The task
Count every line of these entries that holds the word "sich", and reply with the number only.

(Source data)

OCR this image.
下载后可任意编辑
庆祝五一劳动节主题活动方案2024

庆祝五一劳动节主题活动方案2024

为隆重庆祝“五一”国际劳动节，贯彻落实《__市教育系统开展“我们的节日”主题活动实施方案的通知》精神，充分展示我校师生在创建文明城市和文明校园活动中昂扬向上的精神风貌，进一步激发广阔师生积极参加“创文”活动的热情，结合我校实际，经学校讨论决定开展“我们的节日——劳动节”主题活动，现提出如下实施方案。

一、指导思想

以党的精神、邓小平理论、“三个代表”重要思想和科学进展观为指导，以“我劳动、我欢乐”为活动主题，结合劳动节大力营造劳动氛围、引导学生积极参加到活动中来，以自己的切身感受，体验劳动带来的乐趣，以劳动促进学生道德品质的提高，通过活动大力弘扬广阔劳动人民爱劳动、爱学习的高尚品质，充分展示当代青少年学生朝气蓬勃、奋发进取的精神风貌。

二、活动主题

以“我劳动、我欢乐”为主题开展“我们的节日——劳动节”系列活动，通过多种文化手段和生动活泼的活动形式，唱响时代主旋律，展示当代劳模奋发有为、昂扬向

---

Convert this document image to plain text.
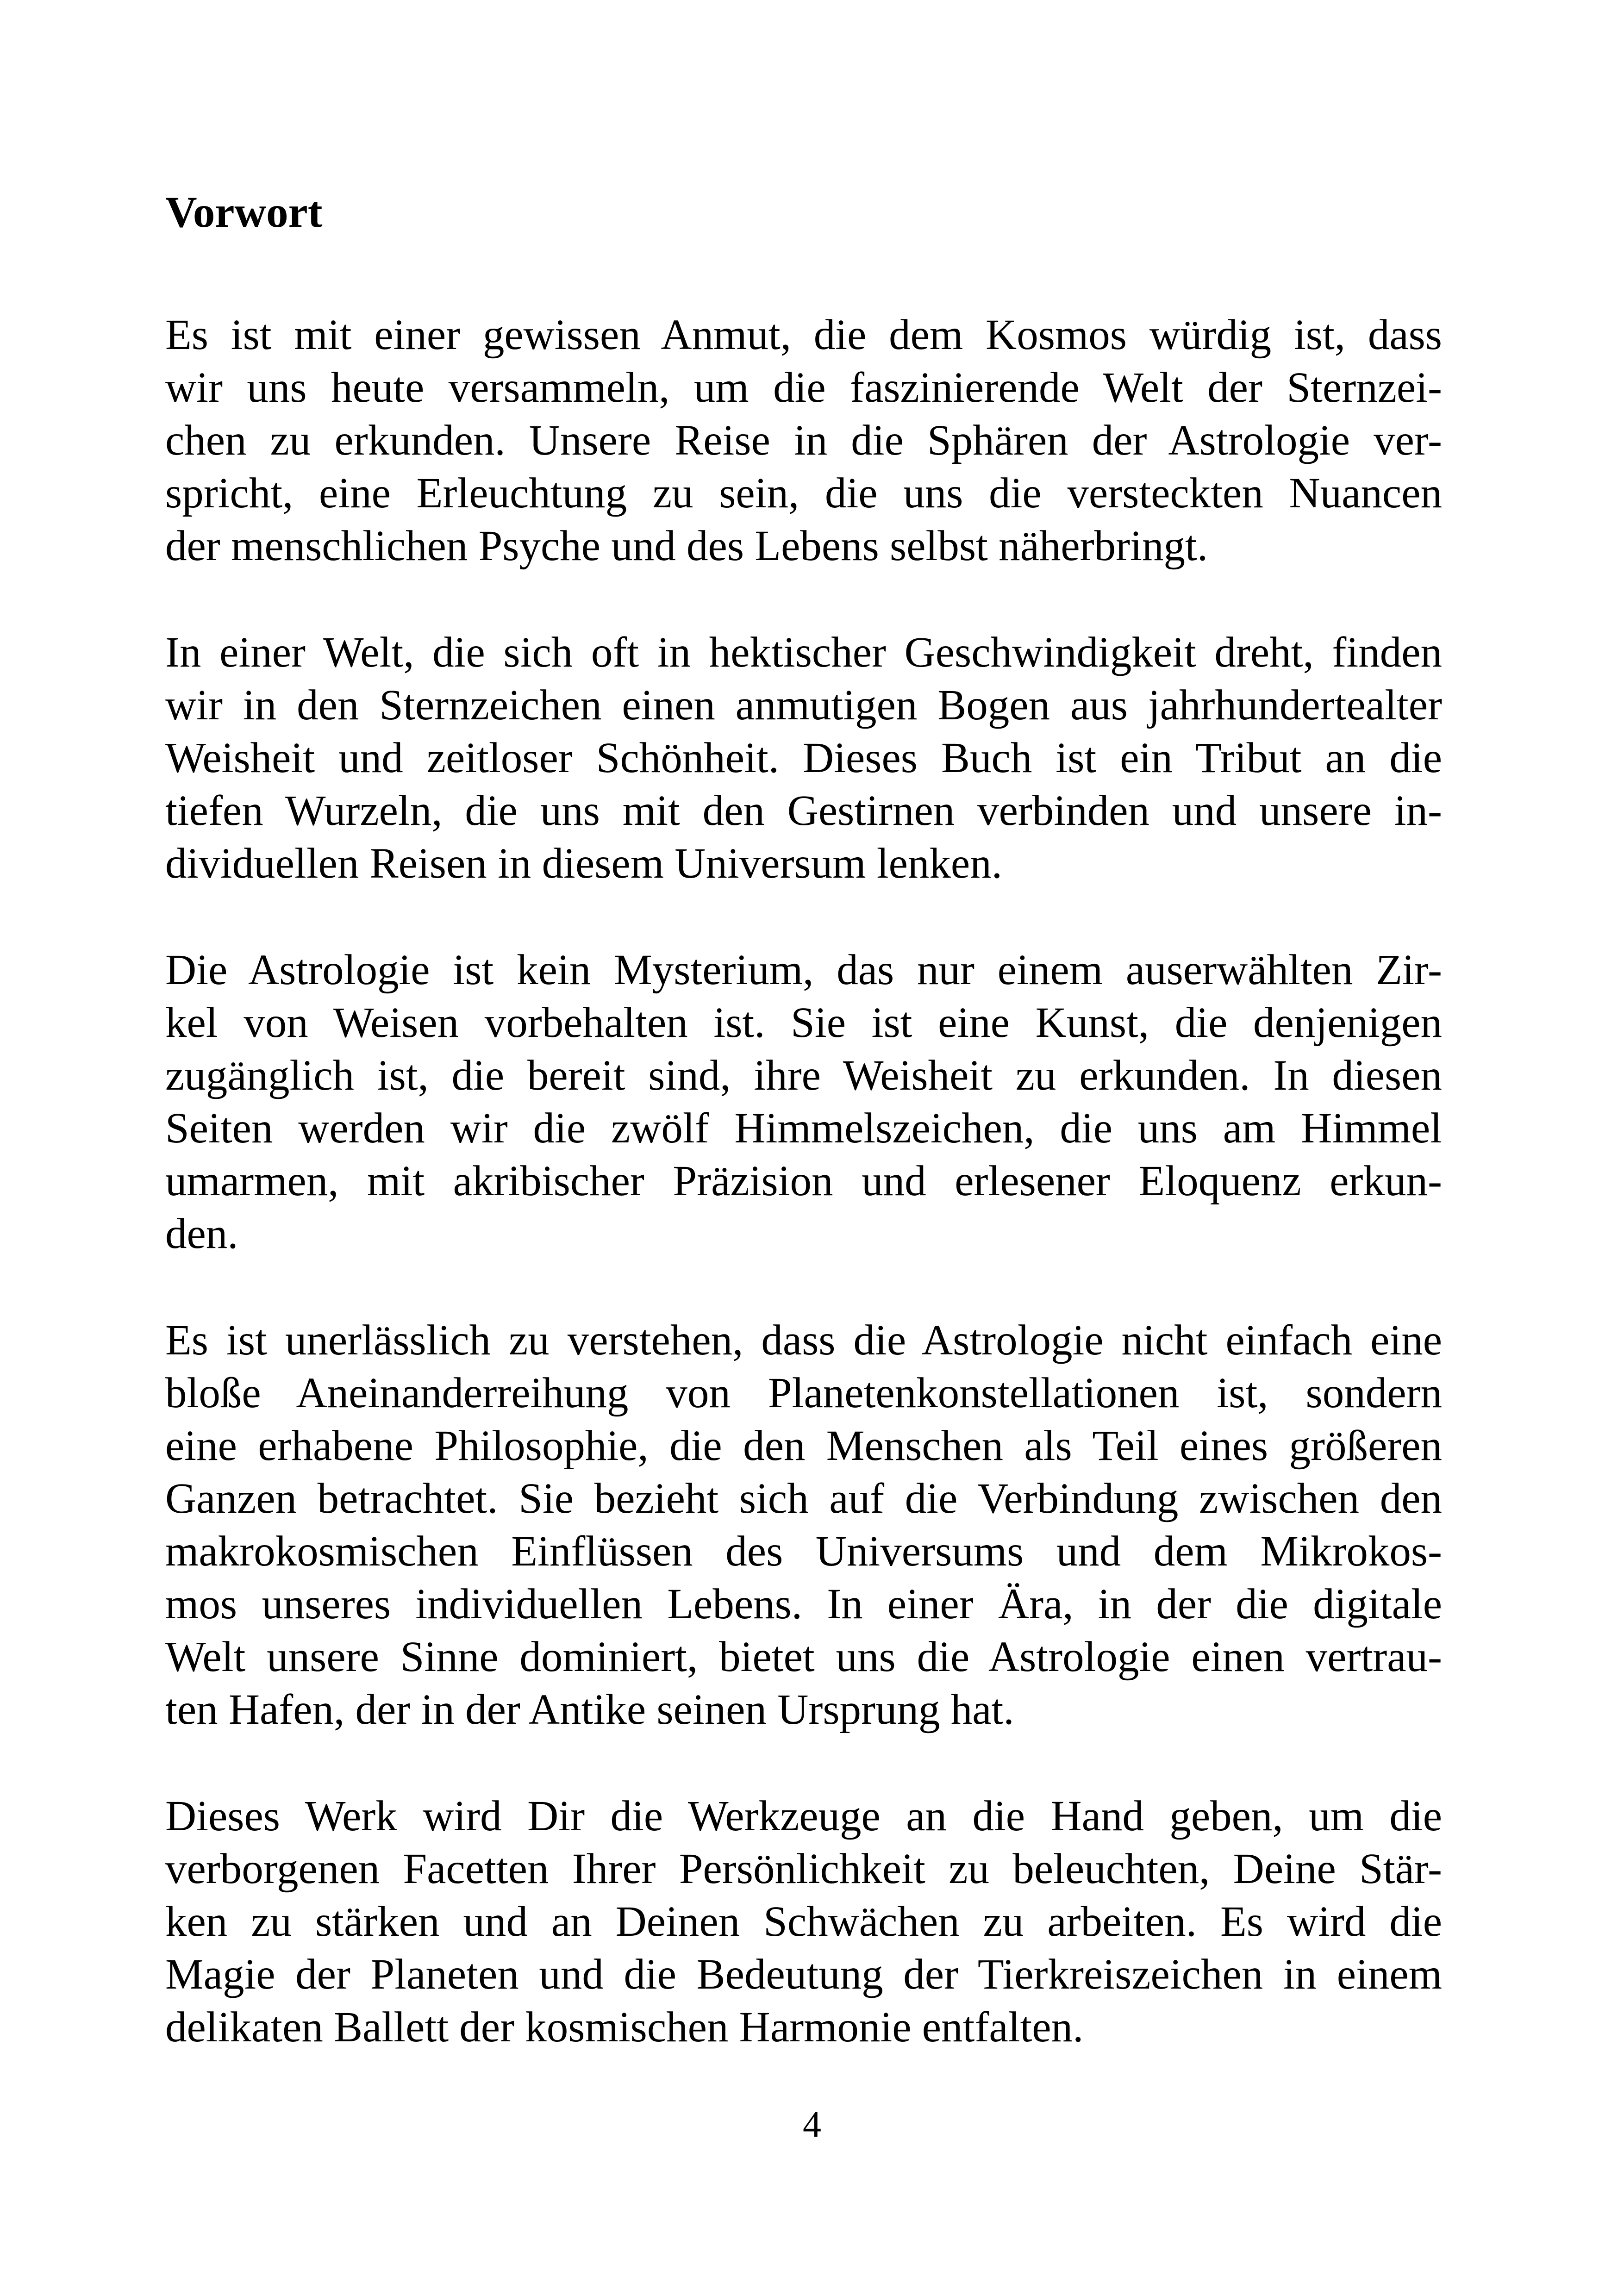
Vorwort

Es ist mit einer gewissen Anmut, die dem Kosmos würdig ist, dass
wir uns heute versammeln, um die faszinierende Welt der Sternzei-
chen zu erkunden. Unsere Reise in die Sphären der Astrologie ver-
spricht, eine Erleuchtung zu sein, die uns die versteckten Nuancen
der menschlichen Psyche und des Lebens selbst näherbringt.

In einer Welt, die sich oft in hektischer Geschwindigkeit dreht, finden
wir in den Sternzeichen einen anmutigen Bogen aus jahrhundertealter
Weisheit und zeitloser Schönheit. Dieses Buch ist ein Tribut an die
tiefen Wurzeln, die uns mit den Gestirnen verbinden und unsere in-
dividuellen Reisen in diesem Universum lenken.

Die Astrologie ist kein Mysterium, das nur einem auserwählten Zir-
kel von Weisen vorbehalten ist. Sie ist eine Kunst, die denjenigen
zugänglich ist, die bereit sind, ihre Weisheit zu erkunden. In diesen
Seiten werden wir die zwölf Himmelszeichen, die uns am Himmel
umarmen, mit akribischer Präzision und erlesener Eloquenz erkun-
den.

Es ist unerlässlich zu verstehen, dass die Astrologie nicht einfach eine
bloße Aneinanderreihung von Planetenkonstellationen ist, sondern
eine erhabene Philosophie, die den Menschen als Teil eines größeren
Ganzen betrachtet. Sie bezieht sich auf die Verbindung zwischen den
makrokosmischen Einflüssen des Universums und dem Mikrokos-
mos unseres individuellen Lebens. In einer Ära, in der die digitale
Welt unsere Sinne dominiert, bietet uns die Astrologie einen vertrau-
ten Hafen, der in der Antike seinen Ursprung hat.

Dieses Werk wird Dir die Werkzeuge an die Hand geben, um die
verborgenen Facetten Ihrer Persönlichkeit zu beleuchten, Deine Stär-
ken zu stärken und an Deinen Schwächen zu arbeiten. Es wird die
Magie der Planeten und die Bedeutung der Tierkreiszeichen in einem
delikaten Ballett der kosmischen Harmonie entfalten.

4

Answer to this problem
2